## [Entries shown]
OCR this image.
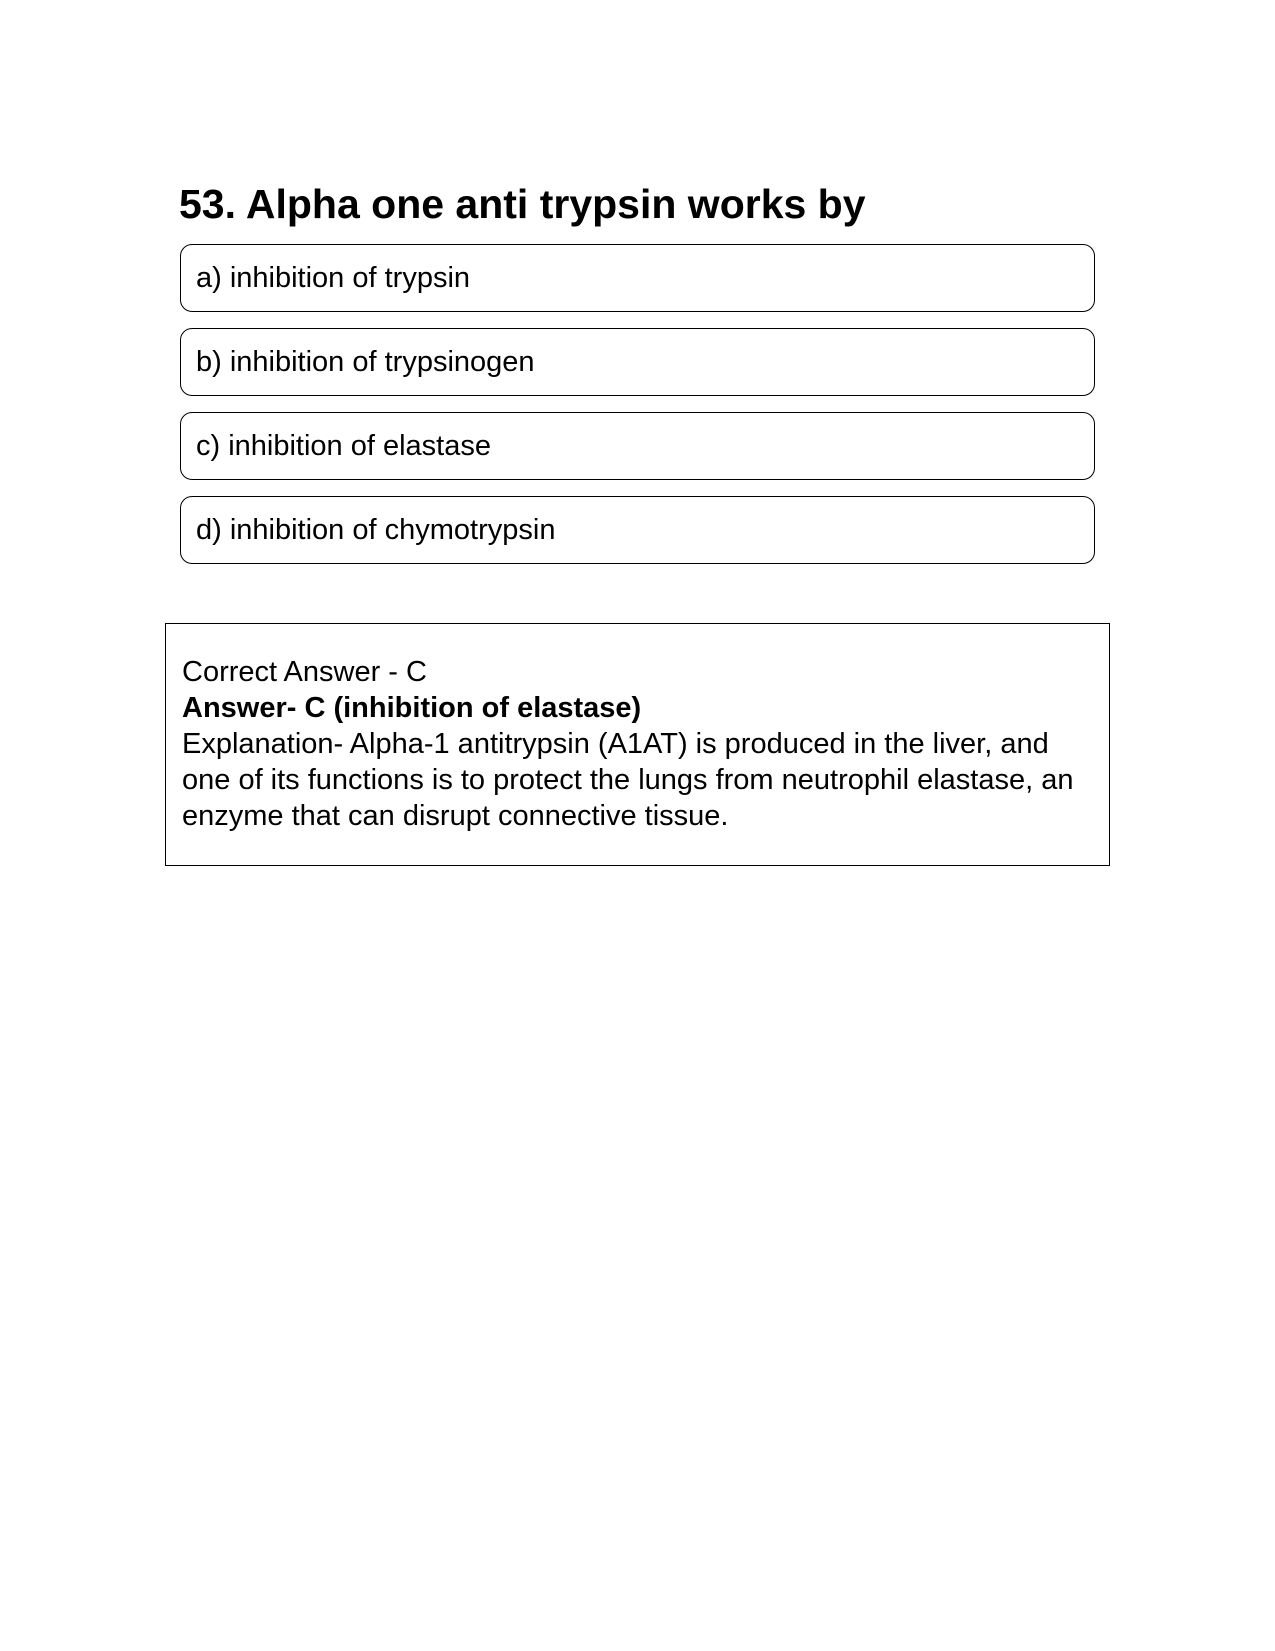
53. Alpha one anti trypsin works by
a) inhibition of trypsin
b) inhibition of trypsinogen
c) inhibition of elastase
d) inhibition of chymotrypsin
Correct Answer - C
Answer- C (inhibition of elastase)
Explanation- Alpha-1 antitrypsin (A1AT) is produced in the liver, and one of its functions is to protect the lungs from neutrophil elastase, an enzyme that can disrupt connective tissue.
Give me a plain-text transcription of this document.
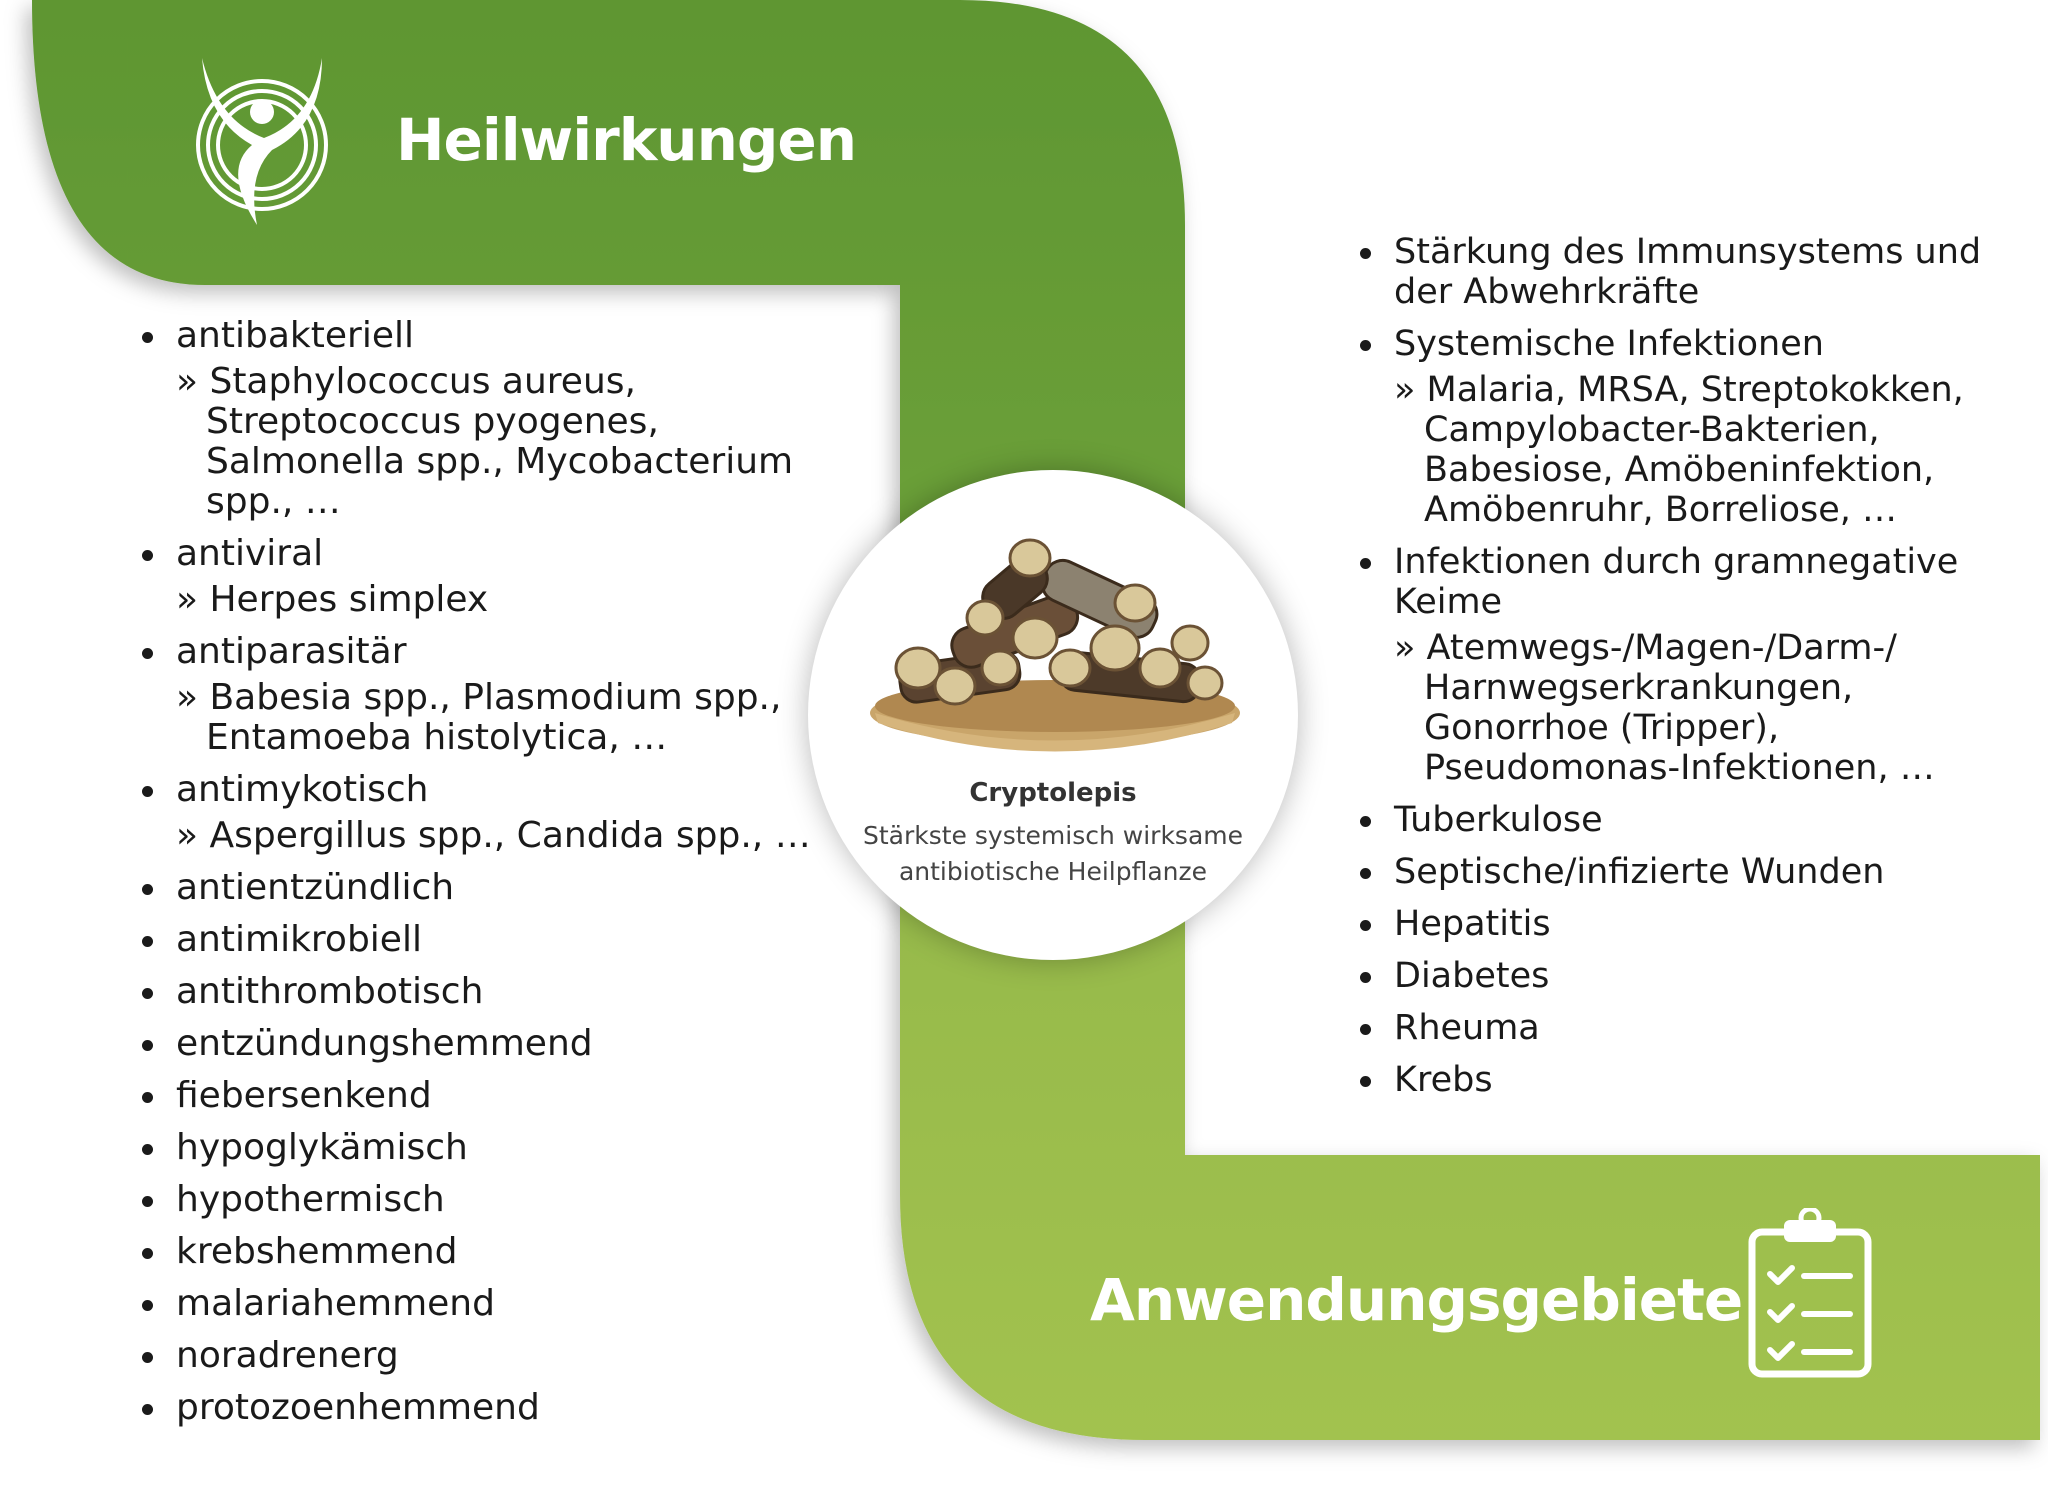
Heilwirkungen
antibakteriell
» Staphylococcus aureus, Streptococcus pyogenes, Salmonella spp., Mycobacterium spp., …
antiviral
» Herpes simplex
antiparasitär
» Babesia spp., Plasmodium spp., Entamoeba histolytica, …
antimykotisch
» Aspergillus spp., Candida spp., …
antientzündlich
antimikrobiell
antithrombotisch
entzündungshemmend
fiebersenkend
hypoglykämisch
hypothermisch
krebshemmend
malariahemmend
noradrenerg
protozoenhemmend
Stärkung des Immunsystems und der Abwehrkräfte
Systemische Infektionen
» Malaria, MRSA, Streptokokken, Campylobacter-Bakterien, Babesiose, Amöbeninfektion, Amöbenruhr, Borreliose, …
Infektionen durch gramnegative Keime
» Atemwegs-/Magen-/Darm-/ Harnwegserkrankungen, Gonorrhoe (Tripper), Pseudomonas-Infektionen, …
Tuberkulose
Septische/infizierte Wunden
Hepatitis
Diabetes
Rheuma
Krebs
Cryptolepis
Stärkste systemisch wirksame antibiotische Heilpflanze
Anwendungsgebiete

## [Exercise goal]
Should a record include a picture, omit it from your copy and return the rest unchanged.

## [Result for this task]
OCR this image.
53. Alpha one anti trypsin works by
a) inhibition of trypsin
b) inhibition of trypsinogen
c) inhibition of elastase
d) inhibition of chymotrypsin
Correct Answer - C
Answer- C (inhibition of elastase)
Explanation- Alpha-1 antitrypsin (A1AT) is produced in the liver, and one of its functions is to protect the lungs from neutrophil elastase, an enzyme that can disrupt connective tissue.
Give me a plain-text transcription of this document.
Heilwirkungen
antibakteriell
» Staphylococcus aureus, Streptococcus pyogenes, Salmonella spp., Mycobacterium spp., …
antiviral
» Herpes simplex
antiparasitär
» Babesia spp., Plasmodium spp., Entamoeba histolytica, …
antimykotisch
» Aspergillus spp., Candida spp., …
antientzündlich
antimikrobiell
antithrombotisch
entzündungshemmend
fiebersenkend
hypoglykämisch
hypothermisch
krebshemmend
malariahemmend
noradrenerg
protozoenhemmend
Stärkung des Immunsystems und der Abwehrkräfte
Systemische Infektionen
» Malaria, MRSA, Streptokokken, Campylobacter-Bakterien, Babesiose, Amöbeninfektion, Amöbenruhr, Borreliose, …
Infektionen durch gramnegative Keime
» Atemwegs-/Magen-/Darm-/ Harnwegserkrankungen, Gonorrhoe (Tripper), Pseudomonas-Infektionen, …
Tuberkulose
Septische/infizierte Wunden
Hepatitis
Diabetes
Rheuma
Krebs
Cryptolepis
Stärkste systemisch wirksame antibiotische Heilpflanze
Anwendungsgebiete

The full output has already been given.